— begin RECORD LIST —

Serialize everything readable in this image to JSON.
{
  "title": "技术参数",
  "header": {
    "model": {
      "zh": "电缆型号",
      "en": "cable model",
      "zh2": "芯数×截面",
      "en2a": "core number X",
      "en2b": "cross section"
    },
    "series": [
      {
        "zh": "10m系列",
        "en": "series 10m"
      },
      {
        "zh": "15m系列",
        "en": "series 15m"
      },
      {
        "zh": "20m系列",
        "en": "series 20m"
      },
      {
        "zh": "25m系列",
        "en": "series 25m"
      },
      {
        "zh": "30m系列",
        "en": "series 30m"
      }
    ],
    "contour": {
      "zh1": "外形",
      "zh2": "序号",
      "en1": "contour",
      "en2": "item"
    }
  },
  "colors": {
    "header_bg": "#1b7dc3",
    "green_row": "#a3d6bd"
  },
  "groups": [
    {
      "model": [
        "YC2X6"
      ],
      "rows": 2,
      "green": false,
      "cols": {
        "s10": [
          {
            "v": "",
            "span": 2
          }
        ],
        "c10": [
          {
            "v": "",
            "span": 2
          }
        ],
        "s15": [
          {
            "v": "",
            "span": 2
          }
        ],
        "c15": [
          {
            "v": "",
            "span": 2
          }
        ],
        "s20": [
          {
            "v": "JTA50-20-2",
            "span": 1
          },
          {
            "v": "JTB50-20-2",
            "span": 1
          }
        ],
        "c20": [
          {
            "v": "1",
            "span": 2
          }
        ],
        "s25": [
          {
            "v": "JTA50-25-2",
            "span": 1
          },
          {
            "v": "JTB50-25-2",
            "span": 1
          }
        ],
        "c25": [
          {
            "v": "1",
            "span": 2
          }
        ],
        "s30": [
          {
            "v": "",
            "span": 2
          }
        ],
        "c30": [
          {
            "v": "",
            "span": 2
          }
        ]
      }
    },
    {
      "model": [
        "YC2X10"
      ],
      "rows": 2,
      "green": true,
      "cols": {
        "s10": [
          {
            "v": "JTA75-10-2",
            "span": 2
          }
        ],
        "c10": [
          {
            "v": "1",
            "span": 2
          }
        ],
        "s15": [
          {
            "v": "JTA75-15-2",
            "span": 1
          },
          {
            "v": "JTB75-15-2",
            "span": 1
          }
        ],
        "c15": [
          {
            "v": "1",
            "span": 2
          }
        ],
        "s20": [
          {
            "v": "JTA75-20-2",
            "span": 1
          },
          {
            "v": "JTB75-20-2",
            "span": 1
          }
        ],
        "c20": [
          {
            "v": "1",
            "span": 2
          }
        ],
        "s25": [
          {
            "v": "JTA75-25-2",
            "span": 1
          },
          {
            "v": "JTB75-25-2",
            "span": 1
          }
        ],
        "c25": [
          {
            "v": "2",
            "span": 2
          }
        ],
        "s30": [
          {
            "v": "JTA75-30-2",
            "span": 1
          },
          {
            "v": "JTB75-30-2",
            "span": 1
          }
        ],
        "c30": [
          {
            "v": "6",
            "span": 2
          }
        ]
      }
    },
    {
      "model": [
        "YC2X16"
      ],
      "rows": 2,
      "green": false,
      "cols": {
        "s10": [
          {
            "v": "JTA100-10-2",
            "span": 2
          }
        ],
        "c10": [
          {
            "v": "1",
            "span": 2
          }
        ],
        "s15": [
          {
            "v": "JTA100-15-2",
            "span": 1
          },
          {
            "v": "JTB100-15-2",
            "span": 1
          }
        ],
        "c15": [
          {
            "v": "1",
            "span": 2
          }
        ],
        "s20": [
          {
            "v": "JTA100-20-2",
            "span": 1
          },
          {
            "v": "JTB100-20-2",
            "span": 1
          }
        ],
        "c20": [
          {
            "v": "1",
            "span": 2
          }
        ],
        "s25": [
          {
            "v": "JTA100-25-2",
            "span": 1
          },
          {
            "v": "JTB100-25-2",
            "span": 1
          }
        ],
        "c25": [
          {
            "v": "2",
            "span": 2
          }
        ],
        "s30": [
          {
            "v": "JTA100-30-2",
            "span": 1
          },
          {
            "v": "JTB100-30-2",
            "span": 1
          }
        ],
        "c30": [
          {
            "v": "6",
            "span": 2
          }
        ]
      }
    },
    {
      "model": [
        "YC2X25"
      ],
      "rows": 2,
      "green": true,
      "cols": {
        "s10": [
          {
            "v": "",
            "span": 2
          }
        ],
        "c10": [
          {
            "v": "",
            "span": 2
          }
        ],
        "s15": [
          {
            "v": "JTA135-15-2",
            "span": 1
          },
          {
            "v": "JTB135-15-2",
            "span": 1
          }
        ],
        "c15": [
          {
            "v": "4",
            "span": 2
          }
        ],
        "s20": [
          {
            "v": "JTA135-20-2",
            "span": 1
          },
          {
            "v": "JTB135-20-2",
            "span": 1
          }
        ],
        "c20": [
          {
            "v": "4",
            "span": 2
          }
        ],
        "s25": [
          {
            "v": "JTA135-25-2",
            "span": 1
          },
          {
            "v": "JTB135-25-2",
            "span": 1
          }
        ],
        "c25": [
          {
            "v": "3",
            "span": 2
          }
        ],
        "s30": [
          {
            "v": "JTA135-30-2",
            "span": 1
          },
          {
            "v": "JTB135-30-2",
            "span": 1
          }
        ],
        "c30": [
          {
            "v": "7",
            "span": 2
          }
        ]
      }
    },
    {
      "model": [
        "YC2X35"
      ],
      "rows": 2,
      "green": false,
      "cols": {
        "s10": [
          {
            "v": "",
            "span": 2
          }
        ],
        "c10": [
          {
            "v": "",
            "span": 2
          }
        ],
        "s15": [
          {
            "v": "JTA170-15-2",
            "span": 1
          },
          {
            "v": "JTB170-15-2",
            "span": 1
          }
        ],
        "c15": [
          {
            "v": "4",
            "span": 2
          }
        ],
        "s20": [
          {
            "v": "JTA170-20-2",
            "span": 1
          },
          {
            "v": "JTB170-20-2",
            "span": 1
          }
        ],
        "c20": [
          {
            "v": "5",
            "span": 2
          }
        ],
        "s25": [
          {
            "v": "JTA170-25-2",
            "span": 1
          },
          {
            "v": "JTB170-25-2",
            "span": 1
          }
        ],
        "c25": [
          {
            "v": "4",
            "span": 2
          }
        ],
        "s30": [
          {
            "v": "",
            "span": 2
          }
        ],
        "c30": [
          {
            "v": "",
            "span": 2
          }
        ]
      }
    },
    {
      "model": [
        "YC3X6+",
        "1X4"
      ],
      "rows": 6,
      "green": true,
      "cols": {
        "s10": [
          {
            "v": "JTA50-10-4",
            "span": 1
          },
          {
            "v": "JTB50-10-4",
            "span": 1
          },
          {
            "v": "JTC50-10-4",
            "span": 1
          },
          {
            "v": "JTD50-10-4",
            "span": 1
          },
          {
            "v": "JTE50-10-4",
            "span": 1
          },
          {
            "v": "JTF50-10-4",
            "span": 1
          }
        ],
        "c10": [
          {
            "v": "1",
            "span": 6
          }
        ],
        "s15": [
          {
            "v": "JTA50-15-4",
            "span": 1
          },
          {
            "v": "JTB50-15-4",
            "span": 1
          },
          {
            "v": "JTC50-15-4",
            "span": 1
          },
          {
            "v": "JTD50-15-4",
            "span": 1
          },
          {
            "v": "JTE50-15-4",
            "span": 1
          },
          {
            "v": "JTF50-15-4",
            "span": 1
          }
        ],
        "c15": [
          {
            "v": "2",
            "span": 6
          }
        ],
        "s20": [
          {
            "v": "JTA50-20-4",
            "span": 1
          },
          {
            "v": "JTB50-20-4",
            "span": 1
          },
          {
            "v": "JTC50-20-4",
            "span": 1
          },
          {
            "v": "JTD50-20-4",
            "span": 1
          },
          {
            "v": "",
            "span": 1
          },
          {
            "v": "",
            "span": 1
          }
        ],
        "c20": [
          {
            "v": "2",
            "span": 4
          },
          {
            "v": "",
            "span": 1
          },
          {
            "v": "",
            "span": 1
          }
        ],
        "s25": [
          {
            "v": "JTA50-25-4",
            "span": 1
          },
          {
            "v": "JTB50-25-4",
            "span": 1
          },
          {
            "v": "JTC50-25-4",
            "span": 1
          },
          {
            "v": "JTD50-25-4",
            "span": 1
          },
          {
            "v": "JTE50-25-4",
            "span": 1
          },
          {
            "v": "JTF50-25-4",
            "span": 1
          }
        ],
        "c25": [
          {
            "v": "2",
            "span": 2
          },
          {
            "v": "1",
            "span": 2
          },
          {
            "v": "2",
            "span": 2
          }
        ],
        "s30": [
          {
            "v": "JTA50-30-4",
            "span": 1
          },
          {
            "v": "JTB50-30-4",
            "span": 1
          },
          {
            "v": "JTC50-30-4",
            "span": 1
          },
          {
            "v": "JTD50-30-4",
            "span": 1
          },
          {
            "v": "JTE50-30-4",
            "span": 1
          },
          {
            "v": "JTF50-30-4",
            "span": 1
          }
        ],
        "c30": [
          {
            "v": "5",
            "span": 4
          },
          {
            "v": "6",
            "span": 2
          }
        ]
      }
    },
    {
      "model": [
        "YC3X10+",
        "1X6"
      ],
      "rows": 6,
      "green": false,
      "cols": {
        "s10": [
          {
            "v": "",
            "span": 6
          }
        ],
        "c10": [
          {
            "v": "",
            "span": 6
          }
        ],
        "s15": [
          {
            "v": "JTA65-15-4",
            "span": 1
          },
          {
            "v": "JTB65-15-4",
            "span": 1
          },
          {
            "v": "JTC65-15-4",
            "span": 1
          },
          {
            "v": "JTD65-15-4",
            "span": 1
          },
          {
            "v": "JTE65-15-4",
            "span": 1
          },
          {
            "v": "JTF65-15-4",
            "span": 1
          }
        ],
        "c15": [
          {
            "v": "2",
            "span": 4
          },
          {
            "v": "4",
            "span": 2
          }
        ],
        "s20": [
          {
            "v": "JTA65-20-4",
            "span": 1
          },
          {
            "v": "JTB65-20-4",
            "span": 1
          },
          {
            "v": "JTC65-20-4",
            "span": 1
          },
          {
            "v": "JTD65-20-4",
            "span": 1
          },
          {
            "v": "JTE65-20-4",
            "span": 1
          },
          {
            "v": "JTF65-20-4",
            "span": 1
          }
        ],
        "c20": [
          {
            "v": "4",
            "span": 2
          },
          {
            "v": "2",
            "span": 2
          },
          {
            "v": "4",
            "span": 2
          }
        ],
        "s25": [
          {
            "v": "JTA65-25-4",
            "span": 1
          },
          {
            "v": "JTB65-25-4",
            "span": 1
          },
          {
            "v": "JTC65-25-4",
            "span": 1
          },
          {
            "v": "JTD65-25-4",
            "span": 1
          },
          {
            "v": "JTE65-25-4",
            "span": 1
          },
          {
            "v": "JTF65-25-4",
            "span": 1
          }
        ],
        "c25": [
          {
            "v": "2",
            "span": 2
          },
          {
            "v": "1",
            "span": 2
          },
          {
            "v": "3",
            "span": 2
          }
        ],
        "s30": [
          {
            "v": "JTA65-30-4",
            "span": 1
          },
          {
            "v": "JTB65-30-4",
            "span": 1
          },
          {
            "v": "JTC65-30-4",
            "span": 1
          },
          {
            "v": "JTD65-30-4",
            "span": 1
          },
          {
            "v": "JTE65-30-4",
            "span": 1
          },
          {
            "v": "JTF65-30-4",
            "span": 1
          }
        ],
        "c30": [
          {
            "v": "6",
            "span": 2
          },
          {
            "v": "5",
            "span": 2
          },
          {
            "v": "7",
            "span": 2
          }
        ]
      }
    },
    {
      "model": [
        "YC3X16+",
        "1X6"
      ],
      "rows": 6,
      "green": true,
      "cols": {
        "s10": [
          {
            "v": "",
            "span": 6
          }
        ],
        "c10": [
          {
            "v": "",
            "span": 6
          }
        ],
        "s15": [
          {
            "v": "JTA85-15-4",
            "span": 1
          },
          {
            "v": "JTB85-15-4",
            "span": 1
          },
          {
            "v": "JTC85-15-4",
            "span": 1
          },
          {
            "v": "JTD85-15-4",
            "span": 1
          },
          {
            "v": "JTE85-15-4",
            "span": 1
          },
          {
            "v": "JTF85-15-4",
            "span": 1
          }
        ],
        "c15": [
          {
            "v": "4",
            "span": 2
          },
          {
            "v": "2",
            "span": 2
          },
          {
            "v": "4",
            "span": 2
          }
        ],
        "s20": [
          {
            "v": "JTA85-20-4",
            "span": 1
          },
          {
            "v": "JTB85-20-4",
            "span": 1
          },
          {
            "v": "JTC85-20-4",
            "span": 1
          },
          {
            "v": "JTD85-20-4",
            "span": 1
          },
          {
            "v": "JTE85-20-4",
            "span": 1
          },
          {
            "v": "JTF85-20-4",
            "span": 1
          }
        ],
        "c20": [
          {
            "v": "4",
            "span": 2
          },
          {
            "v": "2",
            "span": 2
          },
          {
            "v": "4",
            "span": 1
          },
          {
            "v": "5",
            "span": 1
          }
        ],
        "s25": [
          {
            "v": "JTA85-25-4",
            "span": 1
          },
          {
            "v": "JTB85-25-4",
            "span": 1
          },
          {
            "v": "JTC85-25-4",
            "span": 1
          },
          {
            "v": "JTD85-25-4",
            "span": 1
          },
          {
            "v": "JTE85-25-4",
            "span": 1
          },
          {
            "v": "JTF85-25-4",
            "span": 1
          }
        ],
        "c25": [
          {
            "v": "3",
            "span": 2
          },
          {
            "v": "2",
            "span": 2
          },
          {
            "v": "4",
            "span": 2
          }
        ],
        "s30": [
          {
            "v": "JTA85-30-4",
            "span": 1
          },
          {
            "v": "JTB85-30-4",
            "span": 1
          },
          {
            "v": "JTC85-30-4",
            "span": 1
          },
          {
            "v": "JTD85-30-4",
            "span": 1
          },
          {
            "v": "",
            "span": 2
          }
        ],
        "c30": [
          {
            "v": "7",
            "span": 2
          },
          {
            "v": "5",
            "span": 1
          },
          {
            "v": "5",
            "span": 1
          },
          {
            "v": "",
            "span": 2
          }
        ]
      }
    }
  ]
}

— end RECORD LIST —

**TASK INSTRUCTIONS:**
Show all lines from the data above in which the word "series" appears.

**RESULT OF THE TASK:**
    "series": [
        "en": "series 10m"
        "en": "series 15m"
        "en": "series 20m"
        "en": "series 25m"
        "en": "series 30m"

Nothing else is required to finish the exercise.